— Working data —
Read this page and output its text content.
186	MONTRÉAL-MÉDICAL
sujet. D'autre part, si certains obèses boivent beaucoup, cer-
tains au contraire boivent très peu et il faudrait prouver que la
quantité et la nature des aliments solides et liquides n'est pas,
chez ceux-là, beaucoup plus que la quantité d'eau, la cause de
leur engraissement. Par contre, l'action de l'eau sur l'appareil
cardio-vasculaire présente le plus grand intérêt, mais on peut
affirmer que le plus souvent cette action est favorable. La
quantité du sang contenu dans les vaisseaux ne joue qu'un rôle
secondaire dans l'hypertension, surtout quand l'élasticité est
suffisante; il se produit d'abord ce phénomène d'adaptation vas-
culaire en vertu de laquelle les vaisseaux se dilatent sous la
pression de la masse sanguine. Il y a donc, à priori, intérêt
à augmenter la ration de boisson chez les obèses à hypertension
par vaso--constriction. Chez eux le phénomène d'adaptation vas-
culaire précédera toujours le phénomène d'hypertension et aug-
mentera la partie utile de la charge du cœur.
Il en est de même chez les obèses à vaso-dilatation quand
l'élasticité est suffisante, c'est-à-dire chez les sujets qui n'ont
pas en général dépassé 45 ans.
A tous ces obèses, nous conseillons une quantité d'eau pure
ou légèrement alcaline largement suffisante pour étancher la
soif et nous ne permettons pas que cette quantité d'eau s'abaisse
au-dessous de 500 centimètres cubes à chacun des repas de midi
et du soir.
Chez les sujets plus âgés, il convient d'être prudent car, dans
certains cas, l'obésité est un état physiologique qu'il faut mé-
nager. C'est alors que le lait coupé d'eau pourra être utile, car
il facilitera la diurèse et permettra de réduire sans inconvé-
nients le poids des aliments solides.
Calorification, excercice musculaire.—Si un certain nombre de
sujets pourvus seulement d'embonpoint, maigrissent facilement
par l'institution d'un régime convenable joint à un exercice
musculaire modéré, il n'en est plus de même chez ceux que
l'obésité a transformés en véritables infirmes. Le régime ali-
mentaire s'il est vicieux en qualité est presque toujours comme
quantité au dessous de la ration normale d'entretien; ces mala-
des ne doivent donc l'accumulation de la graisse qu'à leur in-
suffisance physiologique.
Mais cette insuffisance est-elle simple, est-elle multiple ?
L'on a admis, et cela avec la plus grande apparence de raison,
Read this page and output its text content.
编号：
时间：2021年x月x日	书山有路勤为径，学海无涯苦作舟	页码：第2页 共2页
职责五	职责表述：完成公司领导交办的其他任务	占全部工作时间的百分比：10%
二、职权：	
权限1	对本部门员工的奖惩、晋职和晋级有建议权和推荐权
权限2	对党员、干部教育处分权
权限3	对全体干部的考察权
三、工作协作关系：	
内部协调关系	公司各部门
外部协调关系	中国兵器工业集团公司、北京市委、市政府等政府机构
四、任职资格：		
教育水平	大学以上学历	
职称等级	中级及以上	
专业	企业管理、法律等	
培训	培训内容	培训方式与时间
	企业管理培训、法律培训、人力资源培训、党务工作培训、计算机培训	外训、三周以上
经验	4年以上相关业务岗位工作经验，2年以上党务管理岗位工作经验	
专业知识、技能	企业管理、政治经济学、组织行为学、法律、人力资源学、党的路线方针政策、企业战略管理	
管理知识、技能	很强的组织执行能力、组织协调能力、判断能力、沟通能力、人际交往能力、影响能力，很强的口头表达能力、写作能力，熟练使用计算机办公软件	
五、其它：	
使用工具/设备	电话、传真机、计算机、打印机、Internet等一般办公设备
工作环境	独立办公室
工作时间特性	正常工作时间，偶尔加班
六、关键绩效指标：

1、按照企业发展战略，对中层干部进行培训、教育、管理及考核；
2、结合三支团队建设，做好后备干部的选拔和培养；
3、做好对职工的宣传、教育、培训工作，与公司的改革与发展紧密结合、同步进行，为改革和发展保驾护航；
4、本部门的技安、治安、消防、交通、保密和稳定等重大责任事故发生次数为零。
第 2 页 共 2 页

— Directions —
Only a number is expected here: the count of lines in the listing that hold the string "musculaire".

— Solution to this exercise —
2